# EXERCISE DESCRIPTION:
Return every record below exactly as written, omitting any pictures.

# DATA SHOWN:

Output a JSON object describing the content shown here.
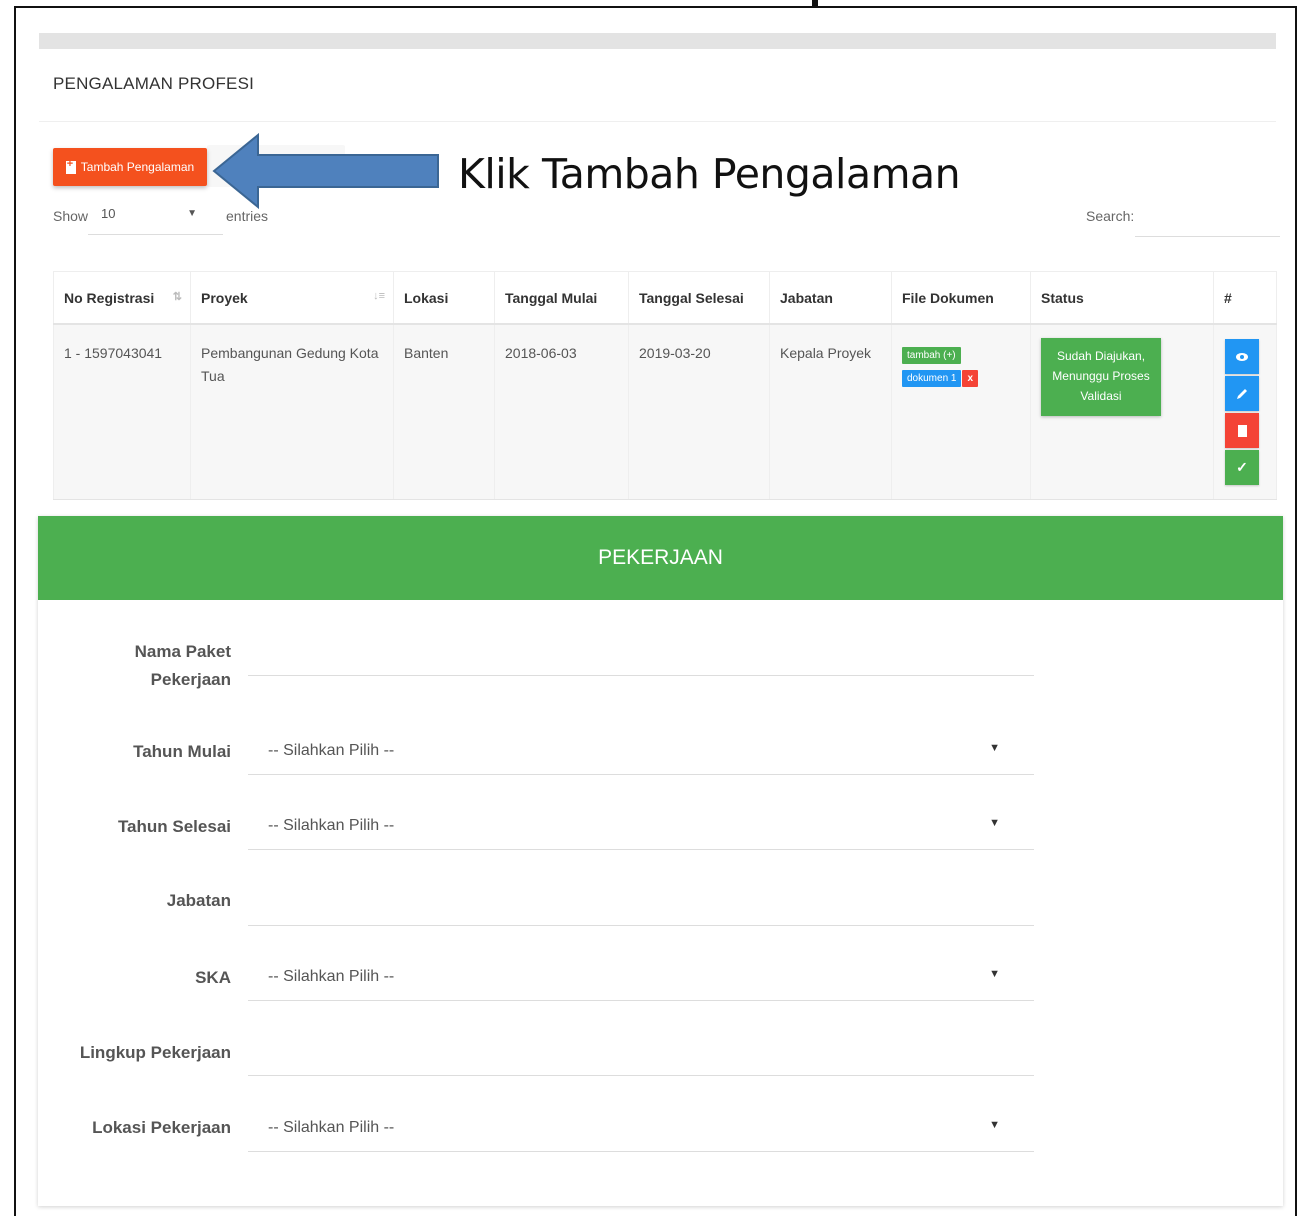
{
  "section": {
    "title": "PENGALAMAN PROFESI"
  },
  "toolbar": {
    "add_label": "Tambah Pengalaman"
  },
  "annotation": {
    "callout_text": "Klik Tambah Pengalaman",
    "arrow_color": "#4f81bd"
  },
  "table_controls": {
    "show_label": "Show",
    "show_value": "10",
    "entries_label": "entries",
    "search_label": "Search:"
  },
  "table": {
    "headers": [
      "No Registrasi",
      "Proyek",
      "Lokasi",
      "Tanggal Mulai",
      "Tanggal Selesai",
      "Jabatan",
      "File Dokumen",
      "Status",
      "#"
    ],
    "rows": [
      {
        "no_registrasi": "1 - 1597043041",
        "proyek": "Pembangunan Gedung Kota Tua",
        "lokasi": "Banten",
        "tanggal_mulai": "2018-06-03",
        "tanggal_selesai": "2019-03-20",
        "jabatan": "Kepala Proyek",
        "file_add": "tambah (+)",
        "file_doc": "dokumen 1",
        "file_remove": "x",
        "status": "Sudah Diajukan, Menunggu Proses Validasi",
        "check_glyph": "✓"
      }
    ]
  },
  "form": {
    "header": "PEKERJAAN",
    "fields": [
      {
        "label_line1": "Nama Paket",
        "label_line2": "Pekerjaan",
        "placeholder": ""
      },
      {
        "label": "Tahun Mulai",
        "placeholder": "-- Silahkan Pilih --"
      },
      {
        "label": "Tahun Selesai",
        "placeholder": "-- Silahkan Pilih --"
      },
      {
        "label": "Jabatan",
        "placeholder": ""
      },
      {
        "label": "SKA",
        "placeholder": "-- Silahkan Pilih --"
      },
      {
        "label": "Lingkup Pekerjaan",
        "placeholder": ""
      },
      {
        "label": "Lokasi Pekerjaan",
        "placeholder": "-- Silahkan Pilih --"
      }
    ]
  },
  "colors": {
    "accent_orange": "#f4511e",
    "accent_green": "#4caf50",
    "accent_blue": "#2196f3",
    "accent_red": "#f44336"
  },
  "icons": [
    "document-plus-icon",
    "sort-icon",
    "eye-icon",
    "pencil-icon",
    "trash-icon",
    "check-icon",
    "dropdown-caret-icon",
    "arrow-callout"
  ]
}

# EXERCISE ANSWER:
Output a JSON object describing the content shown here.
{
  "section": {
    "title": "PENGALAMAN PROFESI"
  },
  "toolbar": {
    "add_label": "Tambah Pengalaman"
  },
  "annotation": {
    "callout_text": "Klik Tambah Pengalaman",
    "arrow_color": "#4f81bd"
  },
  "table_controls": {
    "show_label": "Show",
    "show_value": "10",
    "entries_label": "entries",
    "search_label": "Search:"
  },
  "table": {
    "headers": [
      "No Registrasi",
      "Proyek",
      "Lokasi",
      "Tanggal Mulai",
      "Tanggal Selesai",
      "Jabatan",
      "File Dokumen",
      "Status",
      "#"
    ],
    "rows": [
      {
        "no_registrasi": "1 - 1597043041",
        "proyek": "Pembangunan Gedung Kota Tua",
        "lokasi": "Banten",
        "tanggal_mulai": "2018-06-03",
        "tanggal_selesai": "2019-03-20",
        "jabatan": "Kepala Proyek",
        "file_add": "tambah (+)",
        "file_doc": "dokumen 1",
        "file_remove": "x",
        "status": "Sudah Diajukan, Menunggu Proses Validasi",
        "check_glyph": "✓"
      }
    ]
  },
  "form": {
    "header": "PEKERJAAN",
    "fields": [
      {
        "label_line1": "Nama Paket",
        "label_line2": "Pekerjaan",
        "placeholder": ""
      },
      {
        "label": "Tahun Mulai",
        "placeholder": "-- Silahkan Pilih --"
      },
      {
        "label": "Tahun Selesai",
        "placeholder": "-- Silahkan Pilih --"
      },
      {
        "label": "Jabatan",
        "placeholder": ""
      },
      {
        "label": "SKA",
        "placeholder": "-- Silahkan Pilih --"
      },
      {
        "label": "Lingkup Pekerjaan",
        "placeholder": ""
      },
      {
        "label": "Lokasi Pekerjaan",
        "placeholder": "-- Silahkan Pilih --"
      }
    ]
  },
  "colors": {
    "accent_orange": "#f4511e",
    "accent_green": "#4caf50",
    "accent_blue": "#2196f3",
    "accent_red": "#f44336"
  },
  "icons": [
    "document-plus-icon",
    "sort-icon",
    "eye-icon",
    "pencil-icon",
    "trash-icon",
    "check-icon",
    "dropdown-caret-icon",
    "arrow-callout"
  ]
}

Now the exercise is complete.